Work to do:
Extract all of the entries and give them again, word for word.

Record extracts:

▼

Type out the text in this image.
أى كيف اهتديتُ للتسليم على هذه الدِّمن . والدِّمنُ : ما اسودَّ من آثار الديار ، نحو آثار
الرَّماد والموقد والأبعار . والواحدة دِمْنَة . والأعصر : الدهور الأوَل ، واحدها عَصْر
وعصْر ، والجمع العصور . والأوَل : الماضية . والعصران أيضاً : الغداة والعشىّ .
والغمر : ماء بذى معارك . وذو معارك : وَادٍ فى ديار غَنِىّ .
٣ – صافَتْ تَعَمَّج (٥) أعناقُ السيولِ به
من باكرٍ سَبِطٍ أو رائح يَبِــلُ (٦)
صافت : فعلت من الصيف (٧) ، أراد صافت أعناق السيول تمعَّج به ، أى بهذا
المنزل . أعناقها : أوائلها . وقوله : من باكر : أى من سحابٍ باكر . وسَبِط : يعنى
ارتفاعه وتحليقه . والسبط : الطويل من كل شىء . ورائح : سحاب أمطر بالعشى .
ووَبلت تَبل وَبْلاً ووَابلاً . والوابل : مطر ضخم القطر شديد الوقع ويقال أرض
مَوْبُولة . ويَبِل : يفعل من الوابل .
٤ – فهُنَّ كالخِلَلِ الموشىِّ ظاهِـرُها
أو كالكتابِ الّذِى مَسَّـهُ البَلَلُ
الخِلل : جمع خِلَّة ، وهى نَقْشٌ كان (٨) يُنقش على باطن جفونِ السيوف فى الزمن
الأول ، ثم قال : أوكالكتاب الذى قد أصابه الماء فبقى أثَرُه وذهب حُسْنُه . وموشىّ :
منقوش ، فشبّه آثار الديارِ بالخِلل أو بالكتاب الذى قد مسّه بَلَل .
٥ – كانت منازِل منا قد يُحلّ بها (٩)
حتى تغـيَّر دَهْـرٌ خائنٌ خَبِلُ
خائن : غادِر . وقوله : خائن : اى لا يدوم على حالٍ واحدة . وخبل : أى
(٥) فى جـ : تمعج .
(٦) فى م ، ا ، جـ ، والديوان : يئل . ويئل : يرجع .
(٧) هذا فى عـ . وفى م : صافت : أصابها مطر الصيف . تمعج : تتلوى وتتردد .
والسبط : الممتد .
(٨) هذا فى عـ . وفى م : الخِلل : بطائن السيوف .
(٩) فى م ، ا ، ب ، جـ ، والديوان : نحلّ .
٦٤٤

▲

Task result:
Type out the text in this image.
أى كيف اهتديتُ للتسليم على هذه الدِّمن . والدِّمنُ : ما اسودَّ من آثار الديار ، نحو آثار
الرَّماد والموقد والأبعار . والواحدة دِمْنَة . والأعصر : الدهور الأوَل ، واحدها عَصْر
وعصْر ، والجمع العصور . والأوَل : الماضية . والعصران أيضاً : الغداة والعشىّ .
والغمر : ماء بذى معارك . وذو معارك : وَادٍ فى ديار غَنِىّ .
٣ – صافَتْ تَعَمَّج (٥) أعناقُ السيولِ به
من باكرٍ سَبِطٍ أو رائح يَبِــلُ (٦)
صافت : فعلت من الصيف (٧) ، أراد صافت أعناق السيول تمعَّج به ، أى بهذا
المنزل . أعناقها : أوائلها . وقوله : من باكر : أى من سحابٍ باكر . وسَبِط : يعنى
ارتفاعه وتحليقه . والسبط : الطويل من كل شىء . ورائح : سحاب أمطر بالعشى .
ووَبلت تَبل وَبْلاً ووَابلاً . والوابل : مطر ضخم القطر شديد الوقع ويقال أرض
مَوْبُولة . ويَبِل : يفعل من الوابل .
٤ – فهُنَّ كالخِلَلِ الموشىِّ ظاهِـرُها
أو كالكتابِ الّذِى مَسَّـهُ البَلَلُ
الخِلل : جمع خِلَّة ، وهى نَقْشٌ كان (٨) يُنقش على باطن جفونِ السيوف فى الزمن
الأول ، ثم قال : أوكالكتاب الذى قد أصابه الماء فبقى أثَرُه وذهب حُسْنُه . وموشىّ :
منقوش ، فشبّه آثار الديارِ بالخِلل أو بالكتاب الذى قد مسّه بَلَل .
٥ – كانت منازِل منا قد يُحلّ بها (٩)
حتى تغـيَّر دَهْـرٌ خائنٌ خَبِلُ
خائن : غادِر . وقوله : خائن : اى لا يدوم على حالٍ واحدة . وخبل : أى
(٥) فى جـ : تمعج .
(٦) فى م ، ا ، جـ ، والديوان : يئل . ويئل : يرجع .
(٧) هذا فى عـ . وفى م : صافت : أصابها مطر الصيف . تمعج : تتلوى وتتردد .
والسبط : الممتد .
(٨) هذا فى عـ . وفى م : الخِلل : بطائن السيوف .
(٩) فى م ، ا ، ب ، جـ ، والديوان : نحلّ .
٦٤٤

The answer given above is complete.